- WHAT YOU SHOULD DO -
Search the listing below for the word "calendar" and copy each line that holds it.

▼

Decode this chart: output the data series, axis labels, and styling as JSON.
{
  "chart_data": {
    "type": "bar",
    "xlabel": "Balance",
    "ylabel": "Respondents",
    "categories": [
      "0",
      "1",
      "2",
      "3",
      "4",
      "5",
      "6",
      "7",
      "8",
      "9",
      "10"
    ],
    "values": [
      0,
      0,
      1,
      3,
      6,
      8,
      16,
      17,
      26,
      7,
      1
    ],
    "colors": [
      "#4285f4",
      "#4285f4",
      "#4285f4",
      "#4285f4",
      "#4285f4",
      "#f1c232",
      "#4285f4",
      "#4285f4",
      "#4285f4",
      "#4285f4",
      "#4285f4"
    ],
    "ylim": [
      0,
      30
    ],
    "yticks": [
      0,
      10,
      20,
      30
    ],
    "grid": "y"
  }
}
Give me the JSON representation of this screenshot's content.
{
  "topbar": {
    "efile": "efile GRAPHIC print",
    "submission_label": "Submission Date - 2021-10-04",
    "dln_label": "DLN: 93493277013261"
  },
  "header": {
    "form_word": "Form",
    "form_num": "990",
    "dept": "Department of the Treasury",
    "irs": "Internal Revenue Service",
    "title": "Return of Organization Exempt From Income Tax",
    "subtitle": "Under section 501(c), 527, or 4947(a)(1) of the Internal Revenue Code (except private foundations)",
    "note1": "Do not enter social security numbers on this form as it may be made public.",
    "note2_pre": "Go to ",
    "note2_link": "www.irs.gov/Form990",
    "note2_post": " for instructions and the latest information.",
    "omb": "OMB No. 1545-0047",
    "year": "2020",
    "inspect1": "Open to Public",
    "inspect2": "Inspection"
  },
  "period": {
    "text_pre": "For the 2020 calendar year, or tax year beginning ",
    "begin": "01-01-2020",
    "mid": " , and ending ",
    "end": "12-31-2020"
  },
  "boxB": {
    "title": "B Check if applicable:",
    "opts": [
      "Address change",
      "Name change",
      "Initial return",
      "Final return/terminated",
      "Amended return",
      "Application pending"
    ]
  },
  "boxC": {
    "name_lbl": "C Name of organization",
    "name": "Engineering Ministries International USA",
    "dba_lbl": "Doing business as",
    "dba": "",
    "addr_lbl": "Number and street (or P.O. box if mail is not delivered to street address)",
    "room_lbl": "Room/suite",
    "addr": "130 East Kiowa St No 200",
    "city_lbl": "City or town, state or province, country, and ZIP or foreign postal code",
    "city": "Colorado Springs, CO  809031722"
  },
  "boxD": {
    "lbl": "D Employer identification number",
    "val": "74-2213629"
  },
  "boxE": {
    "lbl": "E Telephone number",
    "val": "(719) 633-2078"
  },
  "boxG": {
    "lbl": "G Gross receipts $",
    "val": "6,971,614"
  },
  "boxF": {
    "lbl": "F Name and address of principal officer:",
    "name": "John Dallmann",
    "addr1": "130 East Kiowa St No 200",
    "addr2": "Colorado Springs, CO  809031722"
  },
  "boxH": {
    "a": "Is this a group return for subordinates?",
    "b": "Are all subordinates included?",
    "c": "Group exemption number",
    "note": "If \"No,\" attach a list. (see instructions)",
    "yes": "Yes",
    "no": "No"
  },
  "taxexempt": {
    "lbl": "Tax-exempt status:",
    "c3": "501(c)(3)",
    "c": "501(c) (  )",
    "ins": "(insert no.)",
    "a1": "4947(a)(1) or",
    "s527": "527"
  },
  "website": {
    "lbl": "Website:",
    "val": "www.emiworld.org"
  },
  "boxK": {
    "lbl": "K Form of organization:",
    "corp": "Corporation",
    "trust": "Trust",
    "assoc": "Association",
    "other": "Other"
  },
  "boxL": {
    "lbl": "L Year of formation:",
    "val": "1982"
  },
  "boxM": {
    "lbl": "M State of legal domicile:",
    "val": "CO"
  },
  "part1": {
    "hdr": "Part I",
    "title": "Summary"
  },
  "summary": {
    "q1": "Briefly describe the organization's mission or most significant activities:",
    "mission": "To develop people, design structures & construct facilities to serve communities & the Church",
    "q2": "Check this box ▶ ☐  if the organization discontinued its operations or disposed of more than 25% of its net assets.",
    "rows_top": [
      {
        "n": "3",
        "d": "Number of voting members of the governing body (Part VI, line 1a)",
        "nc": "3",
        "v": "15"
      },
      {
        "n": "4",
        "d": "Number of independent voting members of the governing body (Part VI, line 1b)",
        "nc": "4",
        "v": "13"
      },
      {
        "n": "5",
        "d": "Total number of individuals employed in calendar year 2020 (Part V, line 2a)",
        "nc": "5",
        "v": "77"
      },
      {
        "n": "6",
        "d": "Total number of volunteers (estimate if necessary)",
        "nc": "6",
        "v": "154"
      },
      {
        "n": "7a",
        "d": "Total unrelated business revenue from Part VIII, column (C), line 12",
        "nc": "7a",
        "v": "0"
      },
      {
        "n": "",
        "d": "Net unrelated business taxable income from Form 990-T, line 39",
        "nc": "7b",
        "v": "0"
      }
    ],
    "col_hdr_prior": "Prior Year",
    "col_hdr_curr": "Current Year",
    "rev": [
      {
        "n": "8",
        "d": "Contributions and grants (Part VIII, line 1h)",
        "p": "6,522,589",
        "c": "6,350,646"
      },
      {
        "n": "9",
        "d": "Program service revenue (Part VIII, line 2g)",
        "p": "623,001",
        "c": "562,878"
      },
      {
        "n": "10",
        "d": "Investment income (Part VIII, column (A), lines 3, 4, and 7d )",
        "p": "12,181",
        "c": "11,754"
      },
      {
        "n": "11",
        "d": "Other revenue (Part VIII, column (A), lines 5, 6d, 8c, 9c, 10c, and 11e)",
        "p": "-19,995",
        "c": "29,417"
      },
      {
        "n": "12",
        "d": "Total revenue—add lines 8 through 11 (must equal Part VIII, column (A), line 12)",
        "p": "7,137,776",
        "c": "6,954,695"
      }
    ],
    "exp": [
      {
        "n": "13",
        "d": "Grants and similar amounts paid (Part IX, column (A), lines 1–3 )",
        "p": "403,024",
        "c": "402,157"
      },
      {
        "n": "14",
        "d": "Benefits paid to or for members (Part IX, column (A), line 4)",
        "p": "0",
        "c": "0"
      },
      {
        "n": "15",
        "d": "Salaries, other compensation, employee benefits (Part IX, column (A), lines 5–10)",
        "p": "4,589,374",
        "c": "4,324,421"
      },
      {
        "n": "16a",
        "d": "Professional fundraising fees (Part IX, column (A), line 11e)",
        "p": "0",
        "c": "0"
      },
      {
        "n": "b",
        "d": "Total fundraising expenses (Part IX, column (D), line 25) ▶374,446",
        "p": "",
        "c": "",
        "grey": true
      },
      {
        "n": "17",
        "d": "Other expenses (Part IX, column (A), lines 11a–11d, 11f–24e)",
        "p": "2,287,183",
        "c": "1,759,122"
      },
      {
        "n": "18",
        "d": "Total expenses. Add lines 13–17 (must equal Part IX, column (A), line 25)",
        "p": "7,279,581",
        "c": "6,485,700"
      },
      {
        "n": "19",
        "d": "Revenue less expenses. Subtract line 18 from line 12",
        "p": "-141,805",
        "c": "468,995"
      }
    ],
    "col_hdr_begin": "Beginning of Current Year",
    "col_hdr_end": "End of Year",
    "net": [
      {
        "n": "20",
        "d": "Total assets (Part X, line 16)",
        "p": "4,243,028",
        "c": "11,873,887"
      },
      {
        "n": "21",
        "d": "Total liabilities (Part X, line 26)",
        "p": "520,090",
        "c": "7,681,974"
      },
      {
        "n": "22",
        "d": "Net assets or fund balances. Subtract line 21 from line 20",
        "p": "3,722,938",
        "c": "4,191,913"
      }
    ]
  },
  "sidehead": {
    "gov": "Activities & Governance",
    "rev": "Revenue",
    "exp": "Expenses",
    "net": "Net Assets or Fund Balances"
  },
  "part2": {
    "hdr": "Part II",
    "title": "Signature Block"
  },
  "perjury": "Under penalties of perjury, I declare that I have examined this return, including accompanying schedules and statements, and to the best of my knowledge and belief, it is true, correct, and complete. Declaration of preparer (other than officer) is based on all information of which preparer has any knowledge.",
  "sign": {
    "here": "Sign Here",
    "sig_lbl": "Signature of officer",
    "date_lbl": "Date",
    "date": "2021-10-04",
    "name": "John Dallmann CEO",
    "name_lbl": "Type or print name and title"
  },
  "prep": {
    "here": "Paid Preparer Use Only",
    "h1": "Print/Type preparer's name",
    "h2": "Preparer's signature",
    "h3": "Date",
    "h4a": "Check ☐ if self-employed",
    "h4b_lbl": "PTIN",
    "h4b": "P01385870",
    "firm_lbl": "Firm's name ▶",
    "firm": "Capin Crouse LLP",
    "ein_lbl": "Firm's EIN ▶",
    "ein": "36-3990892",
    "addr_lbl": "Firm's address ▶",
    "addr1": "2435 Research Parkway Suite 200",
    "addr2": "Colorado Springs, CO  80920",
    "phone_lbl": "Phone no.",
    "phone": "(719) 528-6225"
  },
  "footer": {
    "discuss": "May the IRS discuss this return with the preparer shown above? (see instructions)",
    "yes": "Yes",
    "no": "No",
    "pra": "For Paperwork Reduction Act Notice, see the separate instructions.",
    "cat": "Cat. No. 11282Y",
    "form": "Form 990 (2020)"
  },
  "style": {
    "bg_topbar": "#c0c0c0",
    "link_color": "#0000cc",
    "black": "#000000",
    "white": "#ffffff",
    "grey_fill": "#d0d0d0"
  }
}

▲

- ANSWER -
    "text_pre": "For the 2020 calendar year, or tax year beginning ",
        "d": "Total number of individuals employed in calendar year 2020 (Part V, line 2a)",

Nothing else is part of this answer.